Lines of data:
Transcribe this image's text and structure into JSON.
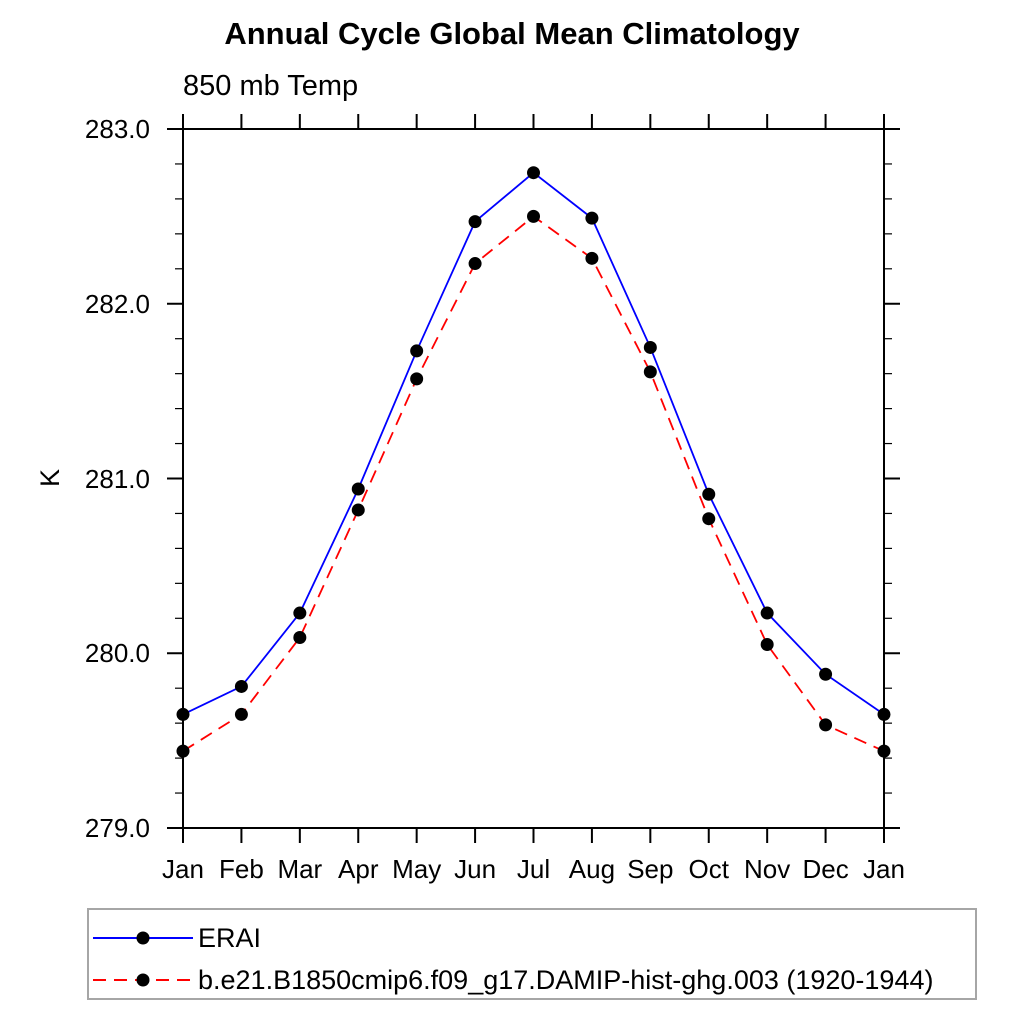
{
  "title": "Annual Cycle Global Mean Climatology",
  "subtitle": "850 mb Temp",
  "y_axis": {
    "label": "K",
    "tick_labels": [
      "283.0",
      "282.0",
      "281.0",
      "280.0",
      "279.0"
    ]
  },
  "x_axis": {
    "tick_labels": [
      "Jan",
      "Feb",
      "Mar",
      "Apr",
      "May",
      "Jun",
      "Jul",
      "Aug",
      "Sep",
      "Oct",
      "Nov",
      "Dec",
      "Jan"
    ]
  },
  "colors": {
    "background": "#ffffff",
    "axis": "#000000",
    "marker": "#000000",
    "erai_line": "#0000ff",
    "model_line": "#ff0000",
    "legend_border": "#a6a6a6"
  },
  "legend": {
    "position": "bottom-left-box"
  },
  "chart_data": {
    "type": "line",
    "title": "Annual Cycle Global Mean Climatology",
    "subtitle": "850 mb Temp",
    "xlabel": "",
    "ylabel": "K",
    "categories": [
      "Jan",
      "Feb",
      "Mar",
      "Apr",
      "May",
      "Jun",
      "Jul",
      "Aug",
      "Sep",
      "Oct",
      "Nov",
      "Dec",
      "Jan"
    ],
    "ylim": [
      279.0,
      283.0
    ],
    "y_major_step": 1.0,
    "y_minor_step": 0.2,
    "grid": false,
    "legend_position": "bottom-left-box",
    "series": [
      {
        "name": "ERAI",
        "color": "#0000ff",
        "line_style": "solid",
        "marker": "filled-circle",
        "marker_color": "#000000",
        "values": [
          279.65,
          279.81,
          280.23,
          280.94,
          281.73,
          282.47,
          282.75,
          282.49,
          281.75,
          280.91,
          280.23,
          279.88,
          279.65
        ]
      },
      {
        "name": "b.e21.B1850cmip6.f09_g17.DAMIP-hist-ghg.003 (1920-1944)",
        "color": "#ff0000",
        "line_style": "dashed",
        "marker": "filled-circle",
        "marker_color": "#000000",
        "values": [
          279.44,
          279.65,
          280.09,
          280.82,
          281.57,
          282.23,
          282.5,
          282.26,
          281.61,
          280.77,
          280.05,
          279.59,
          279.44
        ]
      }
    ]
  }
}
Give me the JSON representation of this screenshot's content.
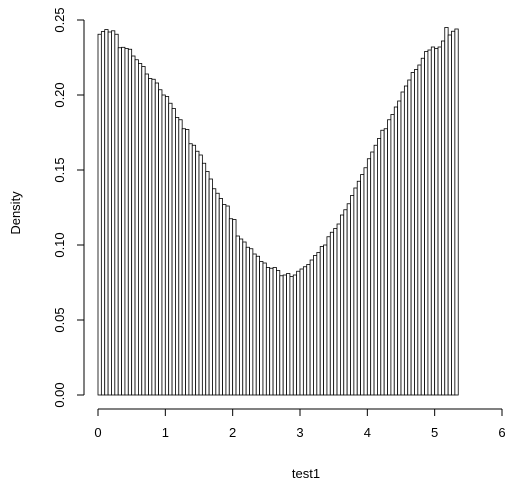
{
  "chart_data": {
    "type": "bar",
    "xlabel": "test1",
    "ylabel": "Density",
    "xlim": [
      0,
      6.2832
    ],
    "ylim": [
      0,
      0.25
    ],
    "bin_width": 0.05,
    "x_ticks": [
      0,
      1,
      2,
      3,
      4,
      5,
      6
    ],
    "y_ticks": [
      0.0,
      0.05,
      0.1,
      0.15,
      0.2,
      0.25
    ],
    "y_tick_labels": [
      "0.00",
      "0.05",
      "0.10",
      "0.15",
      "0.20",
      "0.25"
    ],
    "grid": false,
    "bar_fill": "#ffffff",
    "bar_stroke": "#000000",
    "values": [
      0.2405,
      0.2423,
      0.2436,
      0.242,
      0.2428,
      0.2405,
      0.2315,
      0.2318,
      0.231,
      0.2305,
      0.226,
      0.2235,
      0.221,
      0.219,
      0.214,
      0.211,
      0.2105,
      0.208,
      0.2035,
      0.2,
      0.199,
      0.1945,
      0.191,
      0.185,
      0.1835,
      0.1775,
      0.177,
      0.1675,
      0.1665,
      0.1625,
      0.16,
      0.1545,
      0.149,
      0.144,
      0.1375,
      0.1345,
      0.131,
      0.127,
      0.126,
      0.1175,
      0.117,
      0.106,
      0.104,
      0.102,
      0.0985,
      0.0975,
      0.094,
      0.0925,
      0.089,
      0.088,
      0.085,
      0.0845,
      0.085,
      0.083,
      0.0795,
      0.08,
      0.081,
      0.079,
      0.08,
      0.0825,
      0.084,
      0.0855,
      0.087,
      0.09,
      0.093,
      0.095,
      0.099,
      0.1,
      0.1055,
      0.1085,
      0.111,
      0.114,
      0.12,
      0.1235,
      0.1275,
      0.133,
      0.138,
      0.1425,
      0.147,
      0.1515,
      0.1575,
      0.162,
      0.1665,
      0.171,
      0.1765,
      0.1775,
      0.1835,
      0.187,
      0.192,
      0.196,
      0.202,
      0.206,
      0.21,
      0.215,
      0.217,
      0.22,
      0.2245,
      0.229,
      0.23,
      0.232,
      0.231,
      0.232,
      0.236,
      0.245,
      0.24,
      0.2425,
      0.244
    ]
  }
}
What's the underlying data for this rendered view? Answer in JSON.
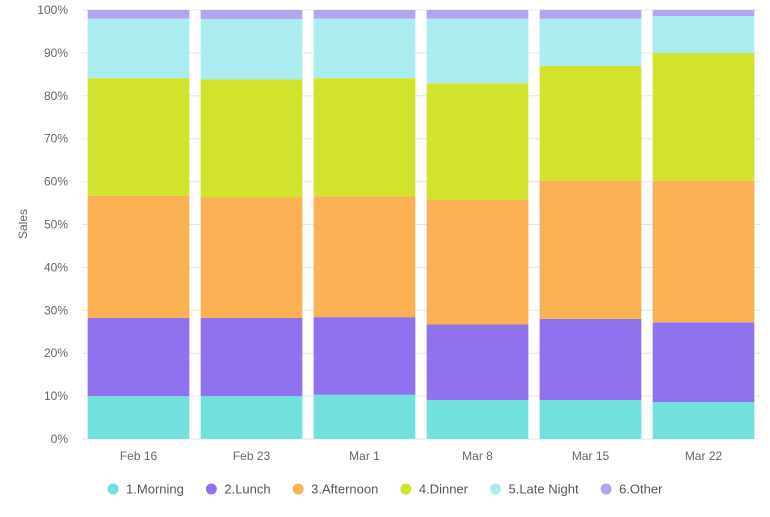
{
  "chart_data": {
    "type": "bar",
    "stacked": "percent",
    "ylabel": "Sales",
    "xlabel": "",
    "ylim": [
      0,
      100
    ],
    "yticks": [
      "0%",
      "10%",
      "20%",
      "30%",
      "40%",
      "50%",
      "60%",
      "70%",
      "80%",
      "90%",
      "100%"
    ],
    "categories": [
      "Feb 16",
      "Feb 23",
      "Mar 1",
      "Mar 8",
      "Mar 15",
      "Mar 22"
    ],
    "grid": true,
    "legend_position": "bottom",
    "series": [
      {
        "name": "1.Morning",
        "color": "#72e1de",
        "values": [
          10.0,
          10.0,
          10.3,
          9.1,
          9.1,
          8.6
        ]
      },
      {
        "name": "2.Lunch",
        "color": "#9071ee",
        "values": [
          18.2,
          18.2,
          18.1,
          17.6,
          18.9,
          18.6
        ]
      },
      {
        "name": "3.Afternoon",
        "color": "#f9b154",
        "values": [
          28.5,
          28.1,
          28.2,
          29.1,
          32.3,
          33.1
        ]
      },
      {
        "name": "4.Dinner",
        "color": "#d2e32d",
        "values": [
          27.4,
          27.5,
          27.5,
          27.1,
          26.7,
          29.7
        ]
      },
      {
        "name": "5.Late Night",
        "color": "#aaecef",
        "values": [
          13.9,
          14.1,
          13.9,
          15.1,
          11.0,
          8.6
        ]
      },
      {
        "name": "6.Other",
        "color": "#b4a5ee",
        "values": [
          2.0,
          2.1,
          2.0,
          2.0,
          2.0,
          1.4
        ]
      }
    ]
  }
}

---

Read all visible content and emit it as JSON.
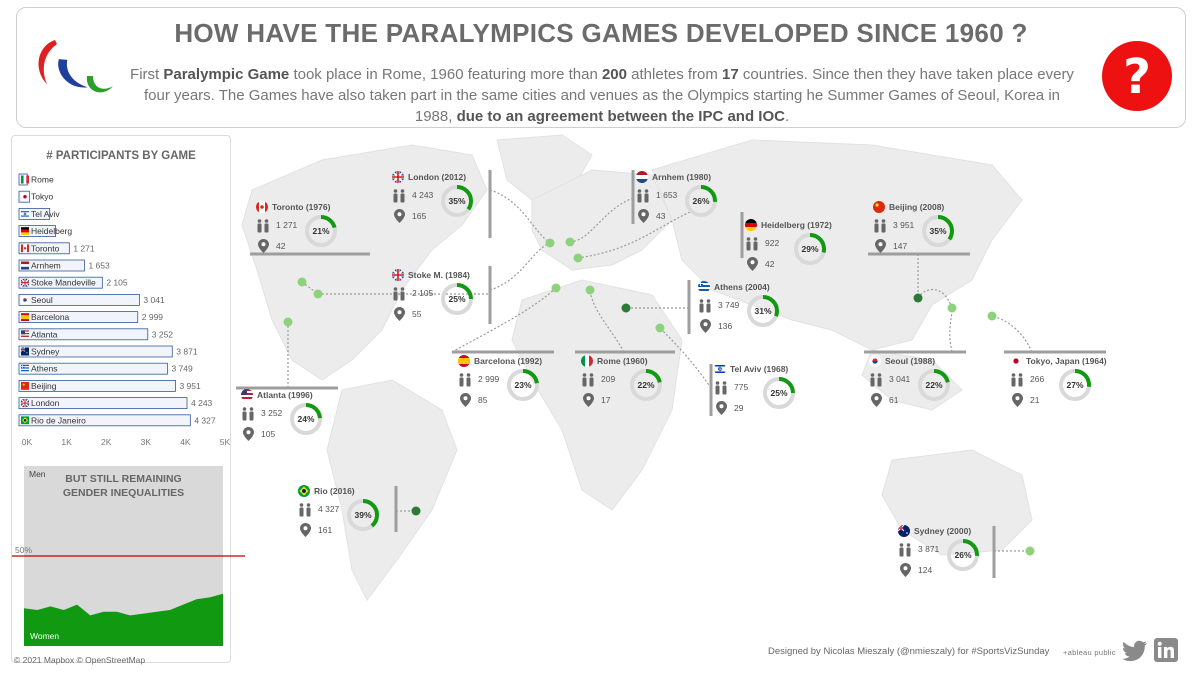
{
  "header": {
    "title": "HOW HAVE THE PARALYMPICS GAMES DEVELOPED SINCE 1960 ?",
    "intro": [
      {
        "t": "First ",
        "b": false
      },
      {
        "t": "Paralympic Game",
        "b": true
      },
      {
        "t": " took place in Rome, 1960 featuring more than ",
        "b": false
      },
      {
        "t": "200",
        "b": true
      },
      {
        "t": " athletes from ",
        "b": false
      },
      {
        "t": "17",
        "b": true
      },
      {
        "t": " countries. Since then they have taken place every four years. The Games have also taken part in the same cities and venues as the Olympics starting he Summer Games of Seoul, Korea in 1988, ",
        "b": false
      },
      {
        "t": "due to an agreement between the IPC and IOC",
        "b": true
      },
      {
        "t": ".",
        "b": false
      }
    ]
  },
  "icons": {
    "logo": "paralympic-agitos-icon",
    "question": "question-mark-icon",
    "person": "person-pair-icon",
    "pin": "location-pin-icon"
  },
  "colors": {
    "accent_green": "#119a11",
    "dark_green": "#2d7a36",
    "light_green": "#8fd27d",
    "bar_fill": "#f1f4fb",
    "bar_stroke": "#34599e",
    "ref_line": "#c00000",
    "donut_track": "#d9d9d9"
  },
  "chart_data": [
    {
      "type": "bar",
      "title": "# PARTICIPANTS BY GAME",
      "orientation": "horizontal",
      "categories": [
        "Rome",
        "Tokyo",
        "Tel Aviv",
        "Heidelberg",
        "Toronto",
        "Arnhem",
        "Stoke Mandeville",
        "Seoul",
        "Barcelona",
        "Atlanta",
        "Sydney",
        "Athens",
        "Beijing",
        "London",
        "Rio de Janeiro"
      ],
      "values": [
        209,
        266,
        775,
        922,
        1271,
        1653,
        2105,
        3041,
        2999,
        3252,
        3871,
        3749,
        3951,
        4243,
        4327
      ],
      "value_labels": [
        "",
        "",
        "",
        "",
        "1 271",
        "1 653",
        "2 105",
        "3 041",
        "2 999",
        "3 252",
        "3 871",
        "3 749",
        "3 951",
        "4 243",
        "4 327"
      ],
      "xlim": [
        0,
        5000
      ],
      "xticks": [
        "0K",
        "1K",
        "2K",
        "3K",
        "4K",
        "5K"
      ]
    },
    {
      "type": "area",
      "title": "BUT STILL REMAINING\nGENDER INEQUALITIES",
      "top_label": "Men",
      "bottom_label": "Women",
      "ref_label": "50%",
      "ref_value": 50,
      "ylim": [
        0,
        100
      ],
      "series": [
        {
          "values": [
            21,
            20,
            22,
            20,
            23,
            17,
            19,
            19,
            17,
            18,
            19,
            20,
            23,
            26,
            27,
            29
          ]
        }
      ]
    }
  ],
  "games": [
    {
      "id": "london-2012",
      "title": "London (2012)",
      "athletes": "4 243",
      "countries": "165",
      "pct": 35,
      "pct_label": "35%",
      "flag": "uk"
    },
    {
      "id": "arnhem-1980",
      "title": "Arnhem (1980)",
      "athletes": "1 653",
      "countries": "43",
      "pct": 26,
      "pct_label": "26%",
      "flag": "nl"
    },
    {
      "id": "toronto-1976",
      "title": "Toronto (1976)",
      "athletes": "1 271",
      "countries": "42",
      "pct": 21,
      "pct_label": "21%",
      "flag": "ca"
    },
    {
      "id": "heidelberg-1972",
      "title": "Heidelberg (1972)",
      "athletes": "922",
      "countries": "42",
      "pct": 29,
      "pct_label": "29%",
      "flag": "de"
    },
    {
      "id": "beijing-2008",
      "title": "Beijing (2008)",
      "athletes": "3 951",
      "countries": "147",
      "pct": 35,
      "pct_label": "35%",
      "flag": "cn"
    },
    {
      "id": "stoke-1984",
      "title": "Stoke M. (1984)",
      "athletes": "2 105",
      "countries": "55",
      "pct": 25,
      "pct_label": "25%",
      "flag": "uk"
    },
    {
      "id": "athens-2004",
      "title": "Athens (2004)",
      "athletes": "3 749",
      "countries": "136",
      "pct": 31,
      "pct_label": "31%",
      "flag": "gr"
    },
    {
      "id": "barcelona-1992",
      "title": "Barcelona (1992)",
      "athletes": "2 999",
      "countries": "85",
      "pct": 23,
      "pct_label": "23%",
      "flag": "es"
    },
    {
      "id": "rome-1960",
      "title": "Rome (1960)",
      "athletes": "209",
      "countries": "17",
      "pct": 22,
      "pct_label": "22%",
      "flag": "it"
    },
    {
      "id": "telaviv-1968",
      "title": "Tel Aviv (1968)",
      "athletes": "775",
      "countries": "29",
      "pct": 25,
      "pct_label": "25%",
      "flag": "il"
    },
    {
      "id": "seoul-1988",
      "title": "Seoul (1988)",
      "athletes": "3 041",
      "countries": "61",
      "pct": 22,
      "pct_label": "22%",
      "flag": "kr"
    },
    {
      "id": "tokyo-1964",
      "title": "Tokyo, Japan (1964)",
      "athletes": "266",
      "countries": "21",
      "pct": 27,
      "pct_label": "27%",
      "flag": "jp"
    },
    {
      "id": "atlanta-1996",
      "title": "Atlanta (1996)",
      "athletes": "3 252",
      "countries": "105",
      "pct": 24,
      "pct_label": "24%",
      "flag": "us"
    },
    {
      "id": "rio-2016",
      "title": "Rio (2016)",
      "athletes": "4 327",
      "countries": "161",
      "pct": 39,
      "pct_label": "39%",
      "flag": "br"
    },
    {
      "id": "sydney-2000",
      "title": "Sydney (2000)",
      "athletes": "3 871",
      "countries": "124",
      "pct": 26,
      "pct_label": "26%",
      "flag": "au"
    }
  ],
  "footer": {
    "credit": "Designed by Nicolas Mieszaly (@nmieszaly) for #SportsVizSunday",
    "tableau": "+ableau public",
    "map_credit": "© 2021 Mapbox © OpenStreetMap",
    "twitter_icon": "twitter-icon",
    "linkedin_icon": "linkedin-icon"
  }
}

→ **GIVEN TASK**
Gather all lines with the string "place" from the data.

→ **RESULT FOR THIS EXERCISE**
        "t": " took place in Rome, 1960 featuring more than ",
        "t": " countries. Since then they have taken place every four years. The Games have also taken part in the same cities and venues as the Olympics starting he Summer Games of Seoul, Korea in 1988, ",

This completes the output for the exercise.